START
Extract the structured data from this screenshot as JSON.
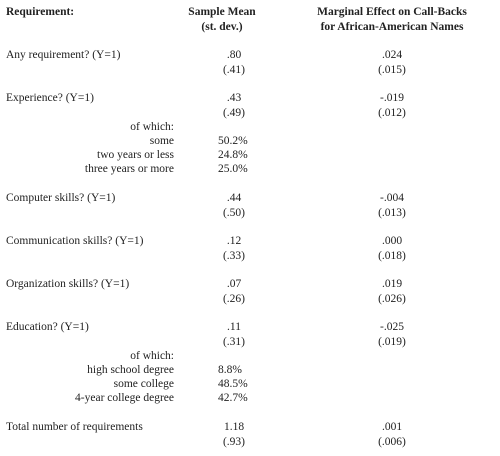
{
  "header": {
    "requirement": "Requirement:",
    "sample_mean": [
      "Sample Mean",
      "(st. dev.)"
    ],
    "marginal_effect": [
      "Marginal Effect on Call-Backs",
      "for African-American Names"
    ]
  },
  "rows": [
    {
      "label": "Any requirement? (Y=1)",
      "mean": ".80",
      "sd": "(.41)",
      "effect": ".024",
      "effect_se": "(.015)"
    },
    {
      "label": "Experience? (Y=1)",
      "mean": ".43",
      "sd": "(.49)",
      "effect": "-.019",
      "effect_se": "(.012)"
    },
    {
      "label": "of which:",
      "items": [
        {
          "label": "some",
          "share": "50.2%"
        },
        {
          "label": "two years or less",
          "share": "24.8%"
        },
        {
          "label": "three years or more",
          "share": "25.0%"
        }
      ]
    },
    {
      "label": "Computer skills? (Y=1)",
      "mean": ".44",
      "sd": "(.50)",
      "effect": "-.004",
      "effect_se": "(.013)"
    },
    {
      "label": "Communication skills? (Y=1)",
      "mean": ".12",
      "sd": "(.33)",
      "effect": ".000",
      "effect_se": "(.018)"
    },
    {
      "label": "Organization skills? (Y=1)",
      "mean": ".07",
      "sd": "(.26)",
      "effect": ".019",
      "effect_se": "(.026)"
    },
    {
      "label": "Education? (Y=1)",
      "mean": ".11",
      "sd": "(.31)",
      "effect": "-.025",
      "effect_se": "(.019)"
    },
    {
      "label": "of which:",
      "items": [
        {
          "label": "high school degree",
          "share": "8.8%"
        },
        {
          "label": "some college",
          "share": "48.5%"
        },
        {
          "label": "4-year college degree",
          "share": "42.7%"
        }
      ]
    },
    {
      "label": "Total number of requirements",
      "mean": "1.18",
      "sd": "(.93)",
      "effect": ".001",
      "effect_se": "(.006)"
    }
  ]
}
END
§ DIRECTIONS FOR THIS TASK:
Every line above should be repeated exactly; pictures stay out of the copy.

§ RESPONSE:
Extract the structured data from this screenshot as JSON.
{
  "header": {
    "requirement": "Requirement:",
    "sample_mean": [
      "Sample Mean",
      "(st. dev.)"
    ],
    "marginal_effect": [
      "Marginal Effect on Call-Backs",
      "for African-American Names"
    ]
  },
  "rows": [
    {
      "label": "Any requirement? (Y=1)",
      "mean": ".80",
      "sd": "(.41)",
      "effect": ".024",
      "effect_se": "(.015)"
    },
    {
      "label": "Experience? (Y=1)",
      "mean": ".43",
      "sd": "(.49)",
      "effect": "-.019",
      "effect_se": "(.012)"
    },
    {
      "label": "of which:",
      "items": [
        {
          "label": "some",
          "share": "50.2%"
        },
        {
          "label": "two years or less",
          "share": "24.8%"
        },
        {
          "label": "three years or more",
          "share": "25.0%"
        }
      ]
    },
    {
      "label": "Computer skills? (Y=1)",
      "mean": ".44",
      "sd": "(.50)",
      "effect": "-.004",
      "effect_se": "(.013)"
    },
    {
      "label": "Communication skills? (Y=1)",
      "mean": ".12",
      "sd": "(.33)",
      "effect": ".000",
      "effect_se": "(.018)"
    },
    {
      "label": "Organization skills? (Y=1)",
      "mean": ".07",
      "sd": "(.26)",
      "effect": ".019",
      "effect_se": "(.026)"
    },
    {
      "label": "Education? (Y=1)",
      "mean": ".11",
      "sd": "(.31)",
      "effect": "-.025",
      "effect_se": "(.019)"
    },
    {
      "label": "of which:",
      "items": [
        {
          "label": "high school degree",
          "share": "8.8%"
        },
        {
          "label": "some college",
          "share": "48.5%"
        },
        {
          "label": "4-year college degree",
          "share": "42.7%"
        }
      ]
    },
    {
      "label": "Total number of requirements",
      "mean": "1.18",
      "sd": "(.93)",
      "effect": ".001",
      "effect_se": "(.006)"
    }
  ]
}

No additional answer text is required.